Report how many lines in the records hold the string "type"; give the number and nothing else.

>>>>

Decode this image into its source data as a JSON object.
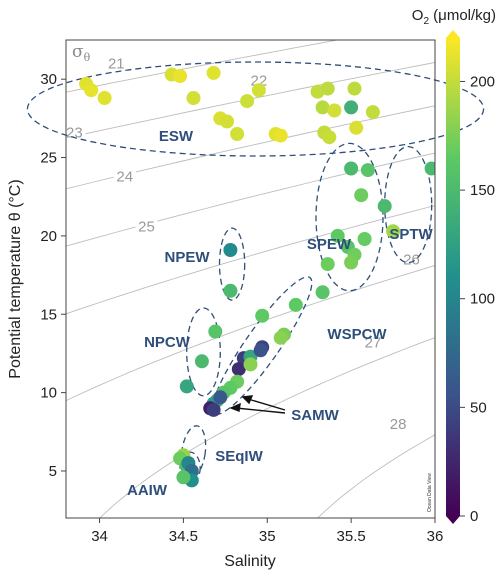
{
  "chart_data": {
    "type": "scatter",
    "xlabel": "Salinity",
    "ylabel": "Potential temperature θ (°C)",
    "xlim": [
      33.8,
      36.0
    ],
    "ylim": [
      2.0,
      32.5
    ],
    "x_ticks": [
      "34",
      "34.5",
      "35",
      "35.5",
      "36"
    ],
    "y_ticks": [
      "5",
      "10",
      "15",
      "20",
      "25",
      "30"
    ],
    "x_tick_values": [
      34,
      34.5,
      35,
      35.5,
      36
    ],
    "y_tick_values": [
      5,
      10,
      15,
      20,
      25,
      30
    ],
    "grid": false,
    "colorbar": {
      "label_base": "O",
      "label_sub": "2",
      "label_rest": " (μmol/kg)",
      "min": 0,
      "max": 220,
      "ticks": [
        "0",
        "50",
        "100",
        "150",
        "200"
      ],
      "tick_values": [
        0,
        50,
        100,
        150,
        200
      ],
      "colors": [
        "#440154",
        "#3b528b",
        "#21908d",
        "#5dc963",
        "#fde725"
      ]
    },
    "isopycnal_symbol": "σ",
    "isopycnal_symbol_sub": "θ",
    "isopycnal_labels": [
      "21",
      "22",
      "23",
      "24",
      "25",
      "26",
      "27",
      "28"
    ],
    "isopycnal_values": [
      21,
      22,
      23,
      24,
      25,
      26,
      27,
      28
    ],
    "water_masses": [
      "ESW",
      "SPEW",
      "SPTW",
      "NPEW",
      "NPCW",
      "WSPCW",
      "SAMW",
      "SEqIW",
      "AAIW"
    ],
    "watermark": "Ocean Data View",
    "points": [
      {
        "x": 33.92,
        "y": 29.7,
        "o2": 210
      },
      {
        "x": 33.95,
        "y": 29.3,
        "o2": 212
      },
      {
        "x": 34.03,
        "y": 28.8,
        "o2": 210
      },
      {
        "x": 34.43,
        "y": 30.3,
        "o2": 208
      },
      {
        "x": 34.48,
        "y": 30.2,
        "o2": 213
      },
      {
        "x": 34.56,
        "y": 28.8,
        "o2": 205
      },
      {
        "x": 34.68,
        "y": 30.4,
        "o2": 210
      },
      {
        "x": 34.72,
        "y": 27.5,
        "o2": 208
      },
      {
        "x": 34.76,
        "y": 27.3,
        "o2": 206
      },
      {
        "x": 34.82,
        "y": 26.5,
        "o2": 205
      },
      {
        "x": 34.88,
        "y": 28.6,
        "o2": 203
      },
      {
        "x": 34.95,
        "y": 29.3,
        "o2": 205
      },
      {
        "x": 35.05,
        "y": 26.5,
        "o2": 210
      },
      {
        "x": 35.08,
        "y": 26.4,
        "o2": 213
      },
      {
        "x": 35.3,
        "y": 29.2,
        "o2": 200
      },
      {
        "x": 35.33,
        "y": 28.2,
        "o2": 196
      },
      {
        "x": 35.36,
        "y": 29.4,
        "o2": 198
      },
      {
        "x": 35.4,
        "y": 28.0,
        "o2": 205
      },
      {
        "x": 35.34,
        "y": 26.6,
        "o2": 200
      },
      {
        "x": 35.37,
        "y": 26.3,
        "o2": 202
      },
      {
        "x": 35.5,
        "y": 28.2,
        "o2": 140
      },
      {
        "x": 35.52,
        "y": 29.4,
        "o2": 198
      },
      {
        "x": 35.53,
        "y": 26.9,
        "o2": 208
      },
      {
        "x": 35.63,
        "y": 27.9,
        "o2": 200
      },
      {
        "x": 35.5,
        "y": 24.3,
        "o2": 150
      },
      {
        "x": 35.6,
        "y": 24.2,
        "o2": 160
      },
      {
        "x": 35.56,
        "y": 22.6,
        "o2": 170
      },
      {
        "x": 35.42,
        "y": 20.0,
        "o2": 165
      },
      {
        "x": 35.48,
        "y": 19.3,
        "o2": 160
      },
      {
        "x": 35.58,
        "y": 19.8,
        "o2": 168
      },
      {
        "x": 35.52,
        "y": 18.8,
        "o2": 172
      },
      {
        "x": 35.5,
        "y": 18.3,
        "o2": 175
      },
      {
        "x": 35.36,
        "y": 18.2,
        "o2": 170
      },
      {
        "x": 35.7,
        "y": 21.9,
        "o2": 150
      },
      {
        "x": 35.75,
        "y": 20.3,
        "o2": 188
      },
      {
        "x": 35.98,
        "y": 24.3,
        "o2": 150
      },
      {
        "x": 34.78,
        "y": 19.1,
        "o2": 105
      },
      {
        "x": 34.78,
        "y": 16.5,
        "o2": 150
      },
      {
        "x": 34.69,
        "y": 13.9,
        "o2": 160
      },
      {
        "x": 34.61,
        "y": 12.0,
        "o2": 150
      },
      {
        "x": 34.52,
        "y": 10.4,
        "o2": 130
      },
      {
        "x": 34.86,
        "y": 12.2,
        "o2": 40
      },
      {
        "x": 34.9,
        "y": 12.3,
        "o2": 130
      },
      {
        "x": 34.97,
        "y": 12.9,
        "o2": 45
      },
      {
        "x": 34.96,
        "y": 12.7,
        "o2": 55
      },
      {
        "x": 34.83,
        "y": 11.5,
        "o2": 30
      },
      {
        "x": 34.97,
        "y": 14.9,
        "o2": 165
      },
      {
        "x": 35.1,
        "y": 13.7,
        "o2": 175
      },
      {
        "x": 35.08,
        "y": 13.5,
        "o2": 180
      },
      {
        "x": 35.17,
        "y": 15.6,
        "o2": 165
      },
      {
        "x": 35.33,
        "y": 16.4,
        "o2": 160
      },
      {
        "x": 34.9,
        "y": 11.8,
        "o2": 180
      },
      {
        "x": 34.82,
        "y": 10.7,
        "o2": 170
      },
      {
        "x": 34.78,
        "y": 10.3,
        "o2": 165
      },
      {
        "x": 34.74,
        "y": 10.0,
        "o2": 160
      },
      {
        "x": 34.7,
        "y": 9.5,
        "o2": 150
      },
      {
        "x": 34.68,
        "y": 9.3,
        "o2": 120
      },
      {
        "x": 34.72,
        "y": 9.7,
        "o2": 60
      },
      {
        "x": 34.66,
        "y": 9.0,
        "o2": 20
      },
      {
        "x": 34.68,
        "y": 8.9,
        "o2": 40
      },
      {
        "x": 34.5,
        "y": 6.0,
        "o2": 185
      },
      {
        "x": 34.48,
        "y": 5.8,
        "o2": 170
      },
      {
        "x": 34.52,
        "y": 5.3,
        "o2": 150
      },
      {
        "x": 34.53,
        "y": 5.5,
        "o2": 100
      },
      {
        "x": 34.55,
        "y": 5.0,
        "o2": 80
      },
      {
        "x": 34.55,
        "y": 4.4,
        "o2": 110
      },
      {
        "x": 34.5,
        "y": 4.6,
        "o2": 160
      }
    ]
  }
}
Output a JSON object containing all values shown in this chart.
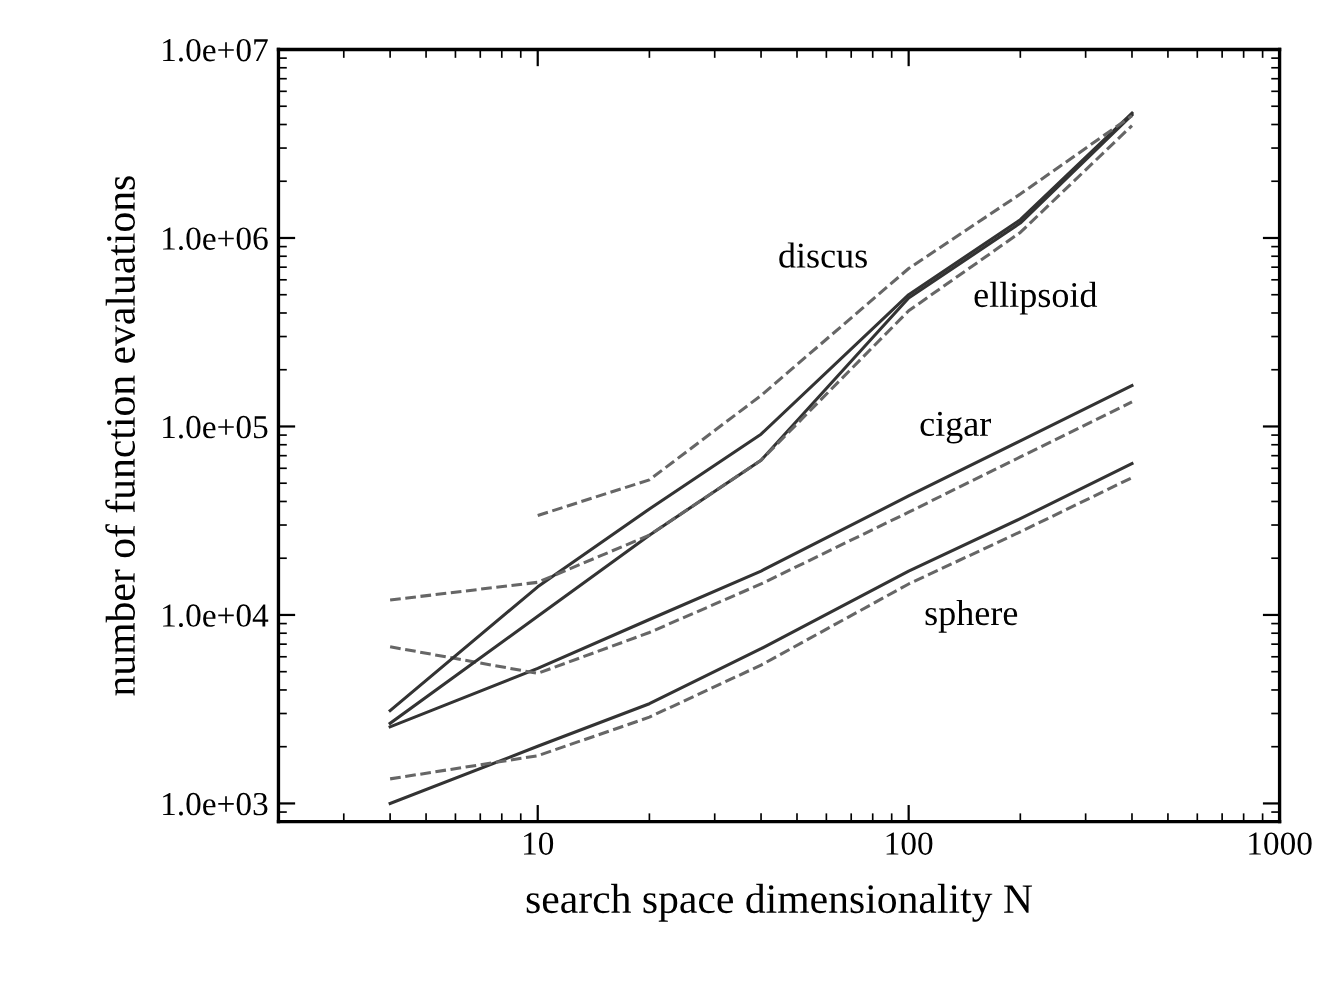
{
  "chart_data": {
    "type": "line",
    "log": "xy",
    "xlabel": "search space dimensionality N",
    "ylabel": "number of function evaluations",
    "xlim": [
      2,
      1000
    ],
    "ylim": [
      800,
      10000000
    ],
    "xticks": [
      10,
      100,
      1000
    ],
    "yticks": [
      {
        "value": 1000,
        "label": "1.0e+03"
      },
      {
        "value": 10000,
        "label": "1.0e+04"
      },
      {
        "value": 100000,
        "label": "1.0e+05"
      },
      {
        "value": 1000000,
        "label": "1.0e+06"
      },
      {
        "value": 10000000,
        "label": "1.0e+07"
      }
    ],
    "grid": false,
    "marker": "none",
    "series": [
      {
        "color": "#333333",
        "line_style": "solid",
        "x": [
          4,
          10,
          20,
          40,
          100,
          200,
          400
        ],
        "values": [
          1000,
          2010,
          3380,
          6620,
          17100,
          32400,
          63500
        ]
      },
      {
        "color": "#666666",
        "line_style": "dashed",
        "x": [
          4,
          10,
          20,
          40,
          100,
          200,
          400
        ],
        "values": [
          1350,
          1790,
          2870,
          5420,
          14600,
          27600,
          53500
        ]
      },
      {
        "color": "#333333",
        "line_style": "solid",
        "x": [
          4,
          10,
          20,
          40,
          100,
          200,
          400
        ],
        "values": [
          2550,
          5210,
          9460,
          17100,
          42800,
          83900,
          165000
        ]
      },
      {
        "color": "#666666",
        "line_style": "dashed",
        "x": [
          4,
          10,
          20,
          40,
          100,
          200,
          400
        ],
        "values": [
          6780,
          4900,
          8070,
          14600,
          35100,
          68900,
          135000
        ]
      },
      {
        "color": "#333333",
        "line_style": "solid",
        "x": [
          4,
          10,
          20,
          40,
          100,
          200,
          400
        ],
        "values": [
          3110,
          14100,
          36500,
          91000,
          500000,
          1250000,
          4600000
        ]
      },
      {
        "color": "#333333",
        "line_style": "solid",
        "x": [
          4,
          10,
          20,
          40,
          100,
          200,
          400
        ],
        "values": [
          2660,
          9840,
          26500,
          66200,
          480000,
          1200000,
          4500000
        ]
      },
      {
        "color": "#666666",
        "line_style": "dashed",
        "x": [
          4,
          10,
          20,
          40,
          100,
          200,
          400
        ],
        "values": [
          12000,
          14900,
          26500,
          66200,
          411000,
          1070000,
          3950000
        ]
      },
      {
        "color": "#666666",
        "line_style": "dashed",
        "x": [
          10,
          20,
          40,
          100,
          200,
          400
        ],
        "values": [
          33700,
          52100,
          146000,
          689000,
          1710000,
          4450000
        ]
      }
    ],
    "annotations": [
      "discus",
      "ellipsoid",
      "cigar",
      "sphere"
    ]
  }
}
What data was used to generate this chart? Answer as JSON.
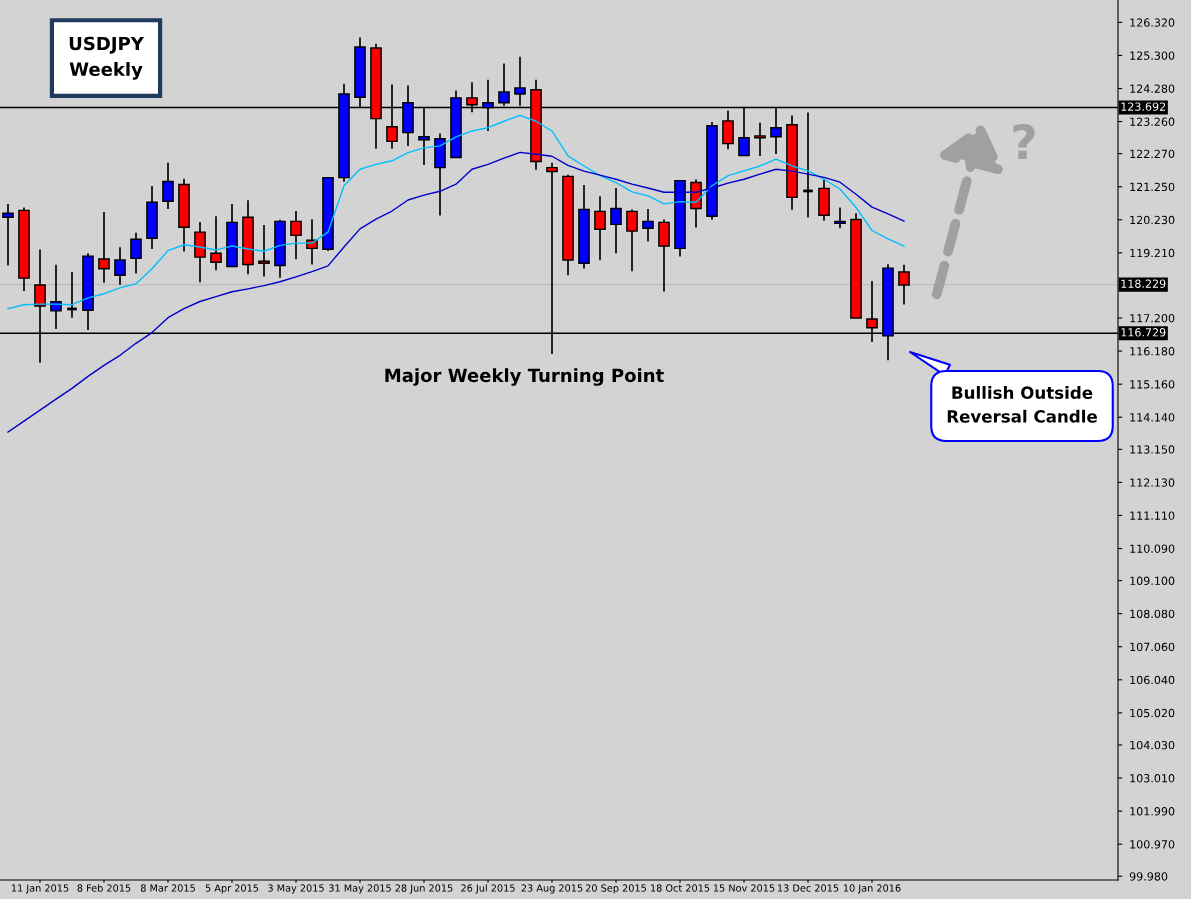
{
  "chart_data": {
    "type": "candlestick",
    "title": "USDJPY",
    "subtitle": "Weekly",
    "categories": [
      null,
      null,
      "11 Jan 2015",
      null,
      null,
      null,
      "8 Feb 2015",
      null,
      null,
      null,
      "8 Mar 2015",
      null,
      null,
      null,
      "5 Apr 2015",
      null,
      null,
      null,
      "3 May 2015",
      null,
      null,
      null,
      "31 May 2015",
      null,
      null,
      null,
      "28 Jun 2015",
      null,
      null,
      null,
      "26 Jul 2015",
      null,
      null,
      null,
      "23 Aug 2015",
      null,
      null,
      null,
      "20 Sep 2015",
      null,
      null,
      null,
      "18 Oct 2015",
      null,
      null,
      null,
      "15 Nov 2015",
      null,
      null,
      null,
      "13 Dec 2015",
      null,
      null,
      null,
      "10 Jan 2016",
      null,
      null
    ],
    "ohlc": [
      [
        120.31,
        120.72,
        118.82,
        120.43
      ],
      [
        120.52,
        120.61,
        118.03,
        118.43
      ],
      [
        118.22,
        119.31,
        115.82,
        117.57
      ],
      [
        117.42,
        118.84,
        116.86,
        117.7
      ],
      [
        117.48,
        118.62,
        117.21,
        117.48
      ],
      [
        117.44,
        119.2,
        116.83,
        119.11
      ],
      [
        119.02,
        120.47,
        118.29,
        118.72
      ],
      [
        118.52,
        119.38,
        118.23,
        118.99
      ],
      [
        119.04,
        119.83,
        118.57,
        119.63
      ],
      [
        119.66,
        121.27,
        119.33,
        120.77
      ],
      [
        120.8,
        121.99,
        120.56,
        121.41
      ],
      [
        121.32,
        121.5,
        119.25,
        120.0
      ],
      [
        119.85,
        120.16,
        118.3,
        119.08
      ],
      [
        119.2,
        120.34,
        118.67,
        118.92
      ],
      [
        118.79,
        120.72,
        118.77,
        120.15
      ],
      [
        120.31,
        120.83,
        118.55,
        118.85
      ],
      [
        118.95,
        120.07,
        118.48,
        118.89
      ],
      [
        118.82,
        120.23,
        118.44,
        120.18
      ],
      [
        120.18,
        120.5,
        119.01,
        119.75
      ],
      [
        119.6,
        120.25,
        118.85,
        119.35
      ],
      [
        119.32,
        121.53,
        119.27,
        121.53
      ],
      [
        121.53,
        124.43,
        121.4,
        124.11
      ],
      [
        124.01,
        125.85,
        123.68,
        125.56
      ],
      [
        125.53,
        125.66,
        122.42,
        123.35
      ],
      [
        123.1,
        124.4,
        122.42,
        122.65
      ],
      [
        122.92,
        124.37,
        122.51,
        123.84
      ],
      [
        122.7,
        123.67,
        121.92,
        122.79
      ],
      [
        121.84,
        122.89,
        120.36,
        122.73
      ],
      [
        122.15,
        124.22,
        122.15,
        123.99
      ],
      [
        123.99,
        124.47,
        123.55,
        123.78
      ],
      [
        123.69,
        124.55,
        122.97,
        123.84
      ],
      [
        123.84,
        125.05,
        123.75,
        124.17
      ],
      [
        124.11,
        125.26,
        123.75,
        124.3
      ],
      [
        124.24,
        124.55,
        121.77,
        122.03
      ],
      [
        121.84,
        121.99,
        116.09,
        121.72
      ],
      [
        121.57,
        121.62,
        118.52,
        118.99
      ],
      [
        118.89,
        121.3,
        118.73,
        120.55
      ],
      [
        120.49,
        120.96,
        118.98,
        119.94
      ],
      [
        120.09,
        121.21,
        119.2,
        120.58
      ],
      [
        120.49,
        120.55,
        118.64,
        119.88
      ],
      [
        119.97,
        120.56,
        119.56,
        120.18
      ],
      [
        120.15,
        120.24,
        118.02,
        119.42
      ],
      [
        119.35,
        121.44,
        119.1,
        121.44
      ],
      [
        121.38,
        121.47,
        119.99,
        120.58
      ],
      [
        120.34,
        123.25,
        120.23,
        123.13
      ],
      [
        123.28,
        123.6,
        122.41,
        122.58
      ],
      [
        122.21,
        123.72,
        122.21,
        122.76
      ],
      [
        122.82,
        123.22,
        122.2,
        122.76
      ],
      [
        122.79,
        123.67,
        122.26,
        123.07
      ],
      [
        123.16,
        123.45,
        120.54,
        120.92
      ],
      [
        121.12,
        123.54,
        120.3,
        121.12
      ],
      [
        121.2,
        121.48,
        120.2,
        120.37
      ],
      [
        120.12,
        120.61,
        119.97,
        120.18
      ],
      [
        120.24,
        120.43,
        117.2,
        117.2
      ],
      [
        117.17,
        118.34,
        116.46,
        116.9
      ],
      [
        116.65,
        118.86,
        115.9,
        118.74
      ],
      [
        118.62,
        118.84,
        117.62,
        118.22
      ]
    ],
    "colors": [
      "#0000ff",
      "#ff0000",
      "#ff0000",
      "#0000ff",
      "#000000",
      "#0000ff",
      "#ff0000",
      "#0000ff",
      "#0000ff",
      "#0000ff",
      "#0000ff",
      "#ff0000",
      "#ff0000",
      "#ff0000",
      "#0000ff",
      "#ff0000",
      "#ff0000",
      "#0000ff",
      "#ff0000",
      "#ff0000",
      "#0000ff",
      "#0000ff",
      "#0000ff",
      "#ff0000",
      "#ff0000",
      "#0000ff",
      "#0000ff",
      "#0000ff",
      "#0000ff",
      "#ff0000",
      "#0000ff",
      "#0000ff",
      "#0000ff",
      "#ff0000",
      "#ff0000",
      "#ff0000",
      "#0000ff",
      "#ff0000",
      "#0000ff",
      "#ff0000",
      "#0000ff",
      "#ff0000",
      "#0000ff",
      "#ff0000",
      "#0000ff",
      "#ff0000",
      "#0000ff",
      "#ff0000",
      "#0000ff",
      "#ff0000",
      "#000000",
      "#ff0000",
      "#0000ff",
      "#ff0000",
      "#ff0000",
      "#0000ff",
      "#ff0000"
    ],
    "series": [
      {
        "type": "line",
        "color": "#00bfff",
        "values": [
          117.49,
          117.61,
          117.63,
          117.63,
          117.61,
          117.82,
          117.95,
          118.13,
          118.26,
          118.72,
          119.28,
          119.46,
          119.39,
          119.3,
          119.42,
          119.33,
          119.26,
          119.44,
          119.51,
          119.51,
          119.85,
          121.28,
          121.79,
          121.94,
          122.05,
          122.3,
          122.45,
          122.51,
          122.79,
          122.97,
          123.07,
          123.27,
          123.45,
          123.27,
          122.97,
          122.2,
          121.89,
          121.59,
          121.38,
          121.09,
          120.97,
          120.72,
          120.79,
          120.77,
          121.28,
          121.59,
          121.74,
          121.89,
          122.1,
          121.89,
          121.74,
          121.48,
          121.18,
          120.61,
          119.9,
          119.64,
          119.42
        ]
      },
      {
        "type": "line",
        "color": "#0000c8",
        "values": [
          113.68,
          114.02,
          114.36,
          114.7,
          115.03,
          115.4,
          115.74,
          116.05,
          116.42,
          116.75,
          117.21,
          117.49,
          117.71,
          117.86,
          118.01,
          118.1,
          118.2,
          118.32,
          118.47,
          118.63,
          118.81,
          119.39,
          119.95,
          120.25,
          120.5,
          120.84,
          120.99,
          121.11,
          121.33,
          121.79,
          121.94,
          122.13,
          122.31,
          122.25,
          122.19,
          121.91,
          121.73,
          121.61,
          121.48,
          121.33,
          121.21,
          121.08,
          121.08,
          121.08,
          121.21,
          121.36,
          121.48,
          121.64,
          121.79,
          121.73,
          121.64,
          121.54,
          121.39,
          121.02,
          120.62,
          120.41,
          120.19
        ]
      }
    ],
    "ylim": [
      99.865,
      127.01
    ],
    "yticks": [
      {
        "value": 126.32,
        "label": "126.320"
      },
      {
        "value": 125.3,
        "label": "125.300"
      },
      {
        "value": 124.28,
        "label": "124.280"
      },
      {
        "value": 123.26,
        "label": "123.260"
      },
      {
        "value": 122.27,
        "label": "122.270"
      },
      {
        "value": 121.25,
        "label": "121.250"
      },
      {
        "value": 120.23,
        "label": "120.230"
      },
      {
        "value": 119.21,
        "label": "119.210"
      },
      {
        "value": 117.2,
        "label": "117.200"
      },
      {
        "value": 116.18,
        "label": "116.180"
      },
      {
        "value": 115.16,
        "label": "115.160"
      },
      {
        "value": 114.14,
        "label": "114.140"
      },
      {
        "value": 113.15,
        "label": "113.150"
      },
      {
        "value": 112.13,
        "label": "112.130"
      },
      {
        "value": 111.11,
        "label": "111.110"
      },
      {
        "value": 110.09,
        "label": "110.090"
      },
      {
        "value": 109.1,
        "label": "109.100"
      },
      {
        "value": 108.08,
        "label": "108.080"
      },
      {
        "value": 107.06,
        "label": "107.060"
      },
      {
        "value": 106.04,
        "label": "106.040"
      },
      {
        "value": 105.02,
        "label": "105.020"
      },
      {
        "value": 104.03,
        "label": "104.030"
      },
      {
        "value": 103.01,
        "label": "103.010"
      },
      {
        "value": 101.99,
        "label": "101.990"
      },
      {
        "value": 100.97,
        "label": "100.970"
      },
      {
        "value": 99.98,
        "label": "99.980"
      }
    ],
    "ref_lines": [
      {
        "axis": "y",
        "value": 123.692,
        "label": "123.692",
        "color": "#000000"
      },
      {
        "axis": "y",
        "value": 116.729,
        "label": "116.729",
        "color": "#000000"
      },
      {
        "axis": "y",
        "value": 118.229,
        "label": "118.229",
        "color": "#bdbdbd"
      }
    ],
    "annotations": [
      "Major Weekly Turning Point",
      "Bullish Outside\nReversal Candle",
      "?"
    ],
    "grid": false,
    "legend": false
  }
}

<<<<

§ **Answer to this exercise**: 5